Start of Data for processing
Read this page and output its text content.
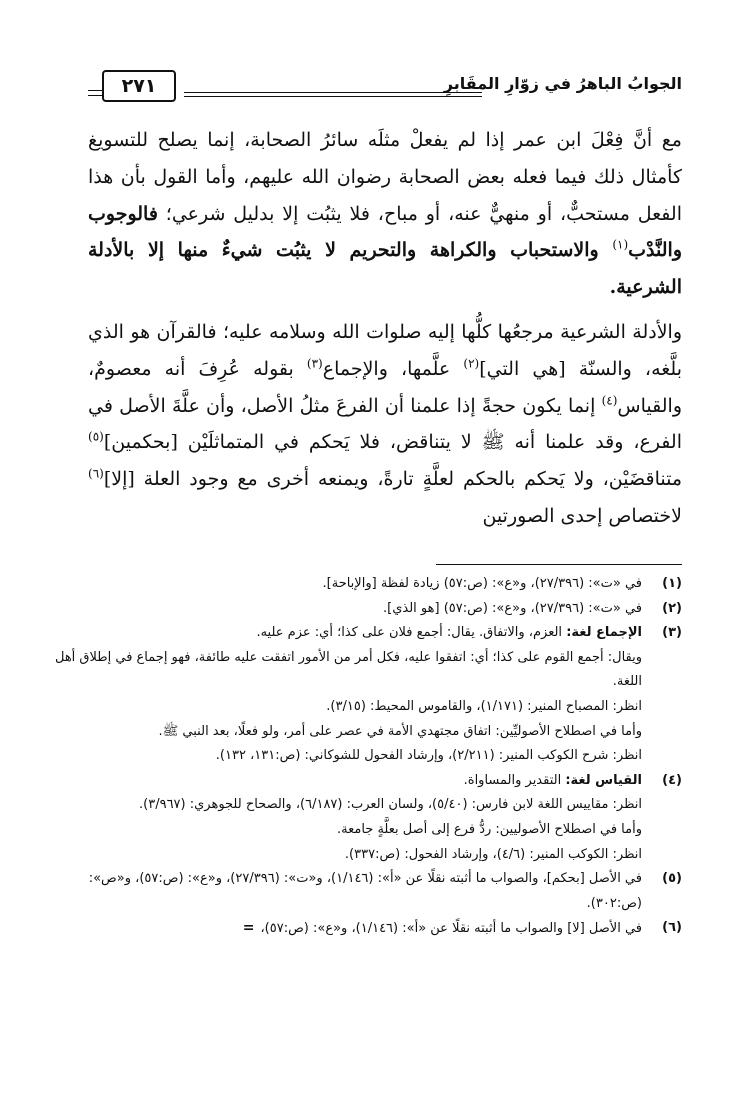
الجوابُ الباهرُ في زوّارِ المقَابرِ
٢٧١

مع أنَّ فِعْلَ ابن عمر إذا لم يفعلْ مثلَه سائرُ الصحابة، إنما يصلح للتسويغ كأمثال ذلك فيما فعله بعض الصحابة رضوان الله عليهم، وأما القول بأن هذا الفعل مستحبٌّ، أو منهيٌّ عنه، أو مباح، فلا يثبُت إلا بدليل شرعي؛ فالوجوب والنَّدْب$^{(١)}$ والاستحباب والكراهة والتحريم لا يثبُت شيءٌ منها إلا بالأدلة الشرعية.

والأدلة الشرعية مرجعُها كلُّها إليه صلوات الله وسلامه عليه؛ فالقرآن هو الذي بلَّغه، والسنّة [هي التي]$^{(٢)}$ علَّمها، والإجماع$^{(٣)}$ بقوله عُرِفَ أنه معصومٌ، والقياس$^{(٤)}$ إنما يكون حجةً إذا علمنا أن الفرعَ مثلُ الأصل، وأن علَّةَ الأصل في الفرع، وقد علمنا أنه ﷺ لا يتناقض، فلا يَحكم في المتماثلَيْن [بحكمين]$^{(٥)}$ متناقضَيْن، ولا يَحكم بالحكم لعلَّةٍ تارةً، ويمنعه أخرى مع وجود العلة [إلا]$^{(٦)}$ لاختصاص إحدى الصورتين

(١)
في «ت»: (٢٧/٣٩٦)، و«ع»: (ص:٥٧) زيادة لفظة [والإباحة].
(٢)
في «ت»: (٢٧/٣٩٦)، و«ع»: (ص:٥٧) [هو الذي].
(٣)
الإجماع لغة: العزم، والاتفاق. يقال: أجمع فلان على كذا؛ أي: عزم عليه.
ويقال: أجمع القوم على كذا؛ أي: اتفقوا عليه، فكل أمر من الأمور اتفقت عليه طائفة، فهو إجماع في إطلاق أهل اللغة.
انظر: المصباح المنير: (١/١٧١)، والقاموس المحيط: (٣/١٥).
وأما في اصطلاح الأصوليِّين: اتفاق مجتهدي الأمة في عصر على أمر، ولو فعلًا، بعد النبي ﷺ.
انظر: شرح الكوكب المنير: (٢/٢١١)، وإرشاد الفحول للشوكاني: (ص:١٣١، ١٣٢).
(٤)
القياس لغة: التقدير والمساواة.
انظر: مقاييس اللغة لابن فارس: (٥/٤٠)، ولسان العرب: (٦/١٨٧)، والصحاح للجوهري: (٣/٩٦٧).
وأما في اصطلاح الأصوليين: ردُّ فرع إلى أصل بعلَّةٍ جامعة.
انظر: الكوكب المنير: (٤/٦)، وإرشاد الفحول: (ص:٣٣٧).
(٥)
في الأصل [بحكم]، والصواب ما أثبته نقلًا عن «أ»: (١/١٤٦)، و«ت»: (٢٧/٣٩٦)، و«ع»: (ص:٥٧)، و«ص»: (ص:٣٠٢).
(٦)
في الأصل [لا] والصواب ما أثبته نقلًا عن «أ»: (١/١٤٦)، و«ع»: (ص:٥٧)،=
End of Data for processing
Start of Data for processing
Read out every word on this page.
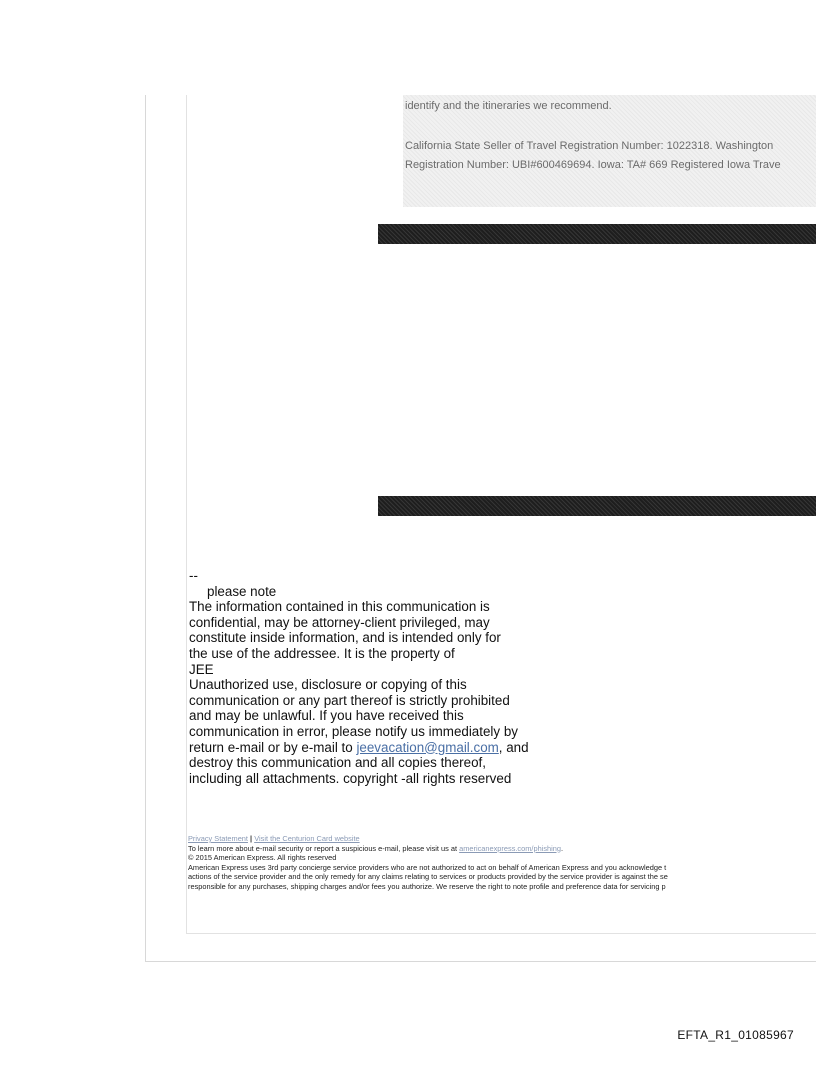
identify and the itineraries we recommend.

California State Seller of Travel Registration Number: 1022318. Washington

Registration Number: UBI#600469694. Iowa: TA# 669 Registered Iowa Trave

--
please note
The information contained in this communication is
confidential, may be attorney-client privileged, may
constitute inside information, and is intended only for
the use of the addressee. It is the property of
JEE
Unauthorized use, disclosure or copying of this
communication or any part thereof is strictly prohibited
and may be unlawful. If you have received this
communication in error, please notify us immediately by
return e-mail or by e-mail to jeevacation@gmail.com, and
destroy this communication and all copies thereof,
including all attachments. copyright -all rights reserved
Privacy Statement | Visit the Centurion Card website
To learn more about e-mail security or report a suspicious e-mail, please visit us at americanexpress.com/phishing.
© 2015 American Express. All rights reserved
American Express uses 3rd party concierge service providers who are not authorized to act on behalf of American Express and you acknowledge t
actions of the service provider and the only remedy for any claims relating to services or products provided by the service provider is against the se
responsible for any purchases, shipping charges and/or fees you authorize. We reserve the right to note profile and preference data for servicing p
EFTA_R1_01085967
End of Data for processing
Start of Data for processing
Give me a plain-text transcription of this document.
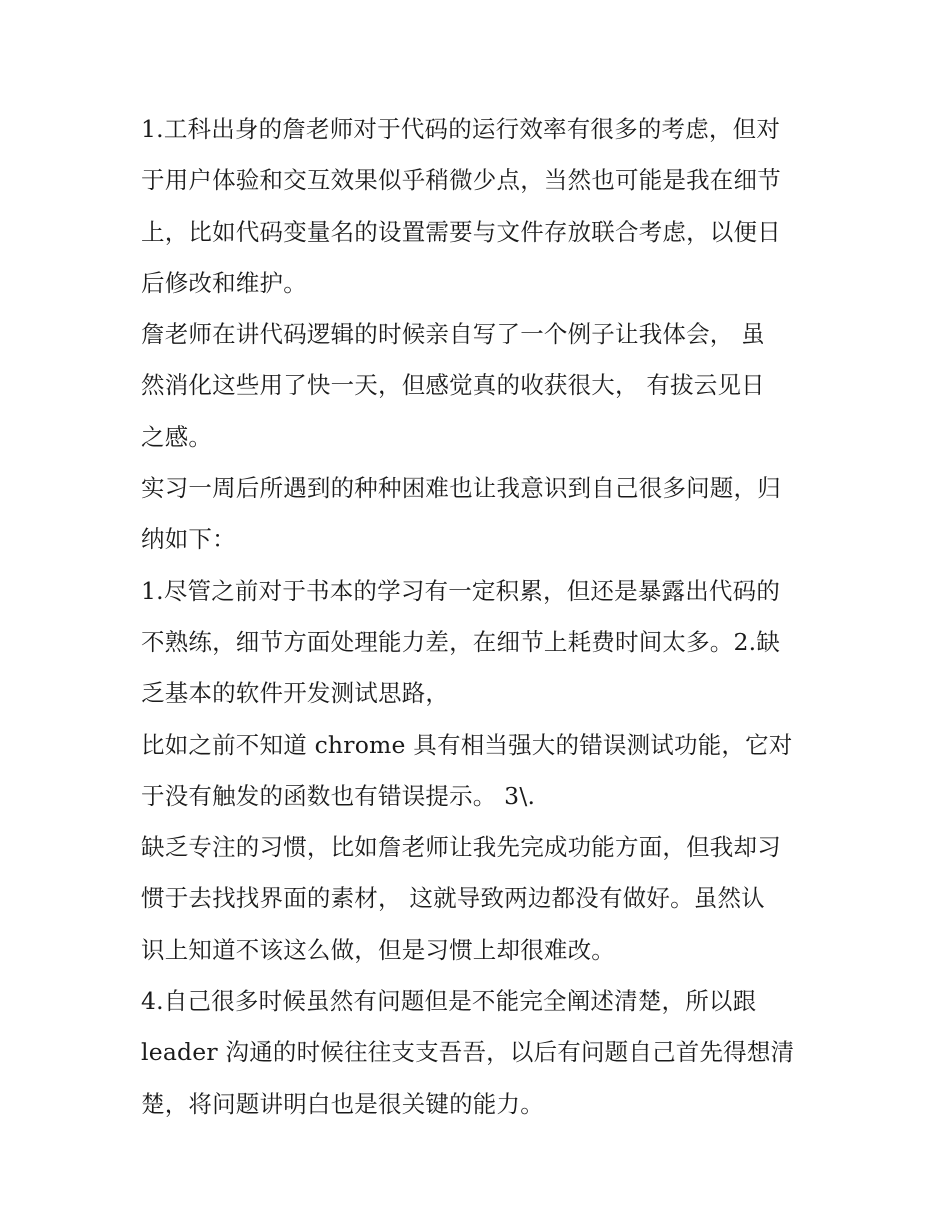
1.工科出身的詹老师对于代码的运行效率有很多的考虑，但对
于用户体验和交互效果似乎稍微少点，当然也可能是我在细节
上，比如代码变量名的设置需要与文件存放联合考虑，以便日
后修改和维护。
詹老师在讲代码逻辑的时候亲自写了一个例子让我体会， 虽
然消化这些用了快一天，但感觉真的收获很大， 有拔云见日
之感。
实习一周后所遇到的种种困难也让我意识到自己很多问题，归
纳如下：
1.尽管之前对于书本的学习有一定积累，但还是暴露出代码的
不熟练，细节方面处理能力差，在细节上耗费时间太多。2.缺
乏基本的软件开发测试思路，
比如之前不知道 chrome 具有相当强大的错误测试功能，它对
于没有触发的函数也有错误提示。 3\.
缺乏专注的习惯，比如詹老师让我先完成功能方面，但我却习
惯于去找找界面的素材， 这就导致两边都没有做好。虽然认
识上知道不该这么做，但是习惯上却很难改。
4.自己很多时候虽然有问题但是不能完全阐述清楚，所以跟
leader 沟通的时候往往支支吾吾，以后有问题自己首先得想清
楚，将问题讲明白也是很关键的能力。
End of Data for processing
▸ **Aim**
Pull out all lines containing the word "service" from the entries above.

▸ **Solution to this exercise**
American Express uses 3rd party concierge service providers who are not authorized to act on behalf of American Express and you acknowledge t
actions of the service provider and the only remedy for any claims relating to services or products provided by the service provider is against the se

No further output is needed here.